[Dataset entries]

+ + +

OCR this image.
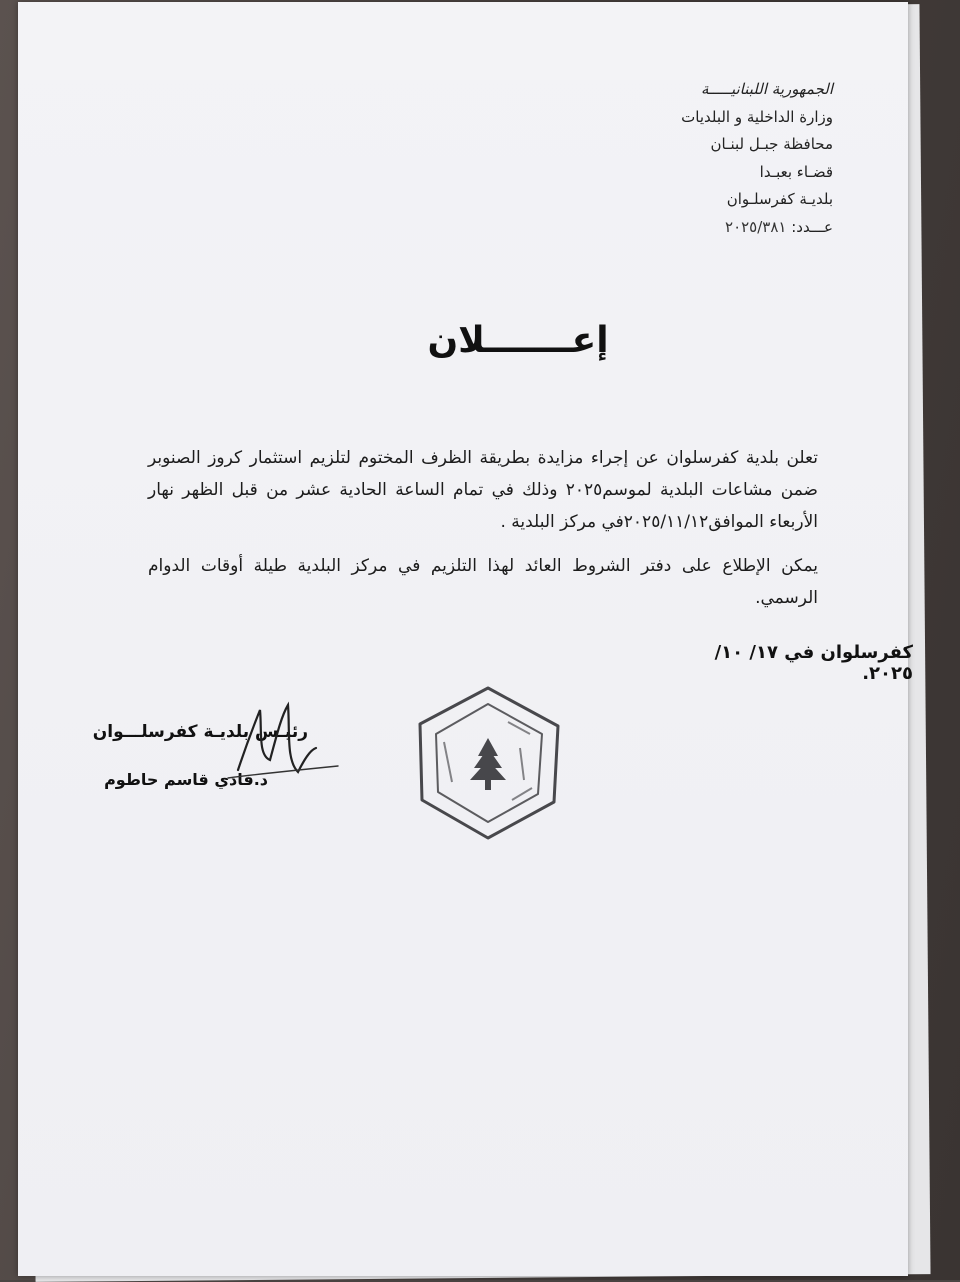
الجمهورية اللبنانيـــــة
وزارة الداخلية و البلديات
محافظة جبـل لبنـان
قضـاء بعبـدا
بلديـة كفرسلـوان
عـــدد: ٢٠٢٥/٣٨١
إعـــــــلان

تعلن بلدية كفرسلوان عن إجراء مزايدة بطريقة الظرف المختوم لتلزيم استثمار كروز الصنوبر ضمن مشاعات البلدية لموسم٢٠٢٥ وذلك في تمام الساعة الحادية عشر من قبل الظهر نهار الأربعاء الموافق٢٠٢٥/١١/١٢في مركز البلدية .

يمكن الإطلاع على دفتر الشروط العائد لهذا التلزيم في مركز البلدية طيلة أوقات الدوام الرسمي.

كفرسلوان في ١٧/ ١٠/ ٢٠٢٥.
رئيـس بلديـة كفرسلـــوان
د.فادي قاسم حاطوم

+ + +

● **The task**: Out of the records, collect only those lines that contain the string "بلديـة".

● **Answer to this task**:
بلديـة كفرسلـوان
رئيـس بلديـة كفرسلـــوان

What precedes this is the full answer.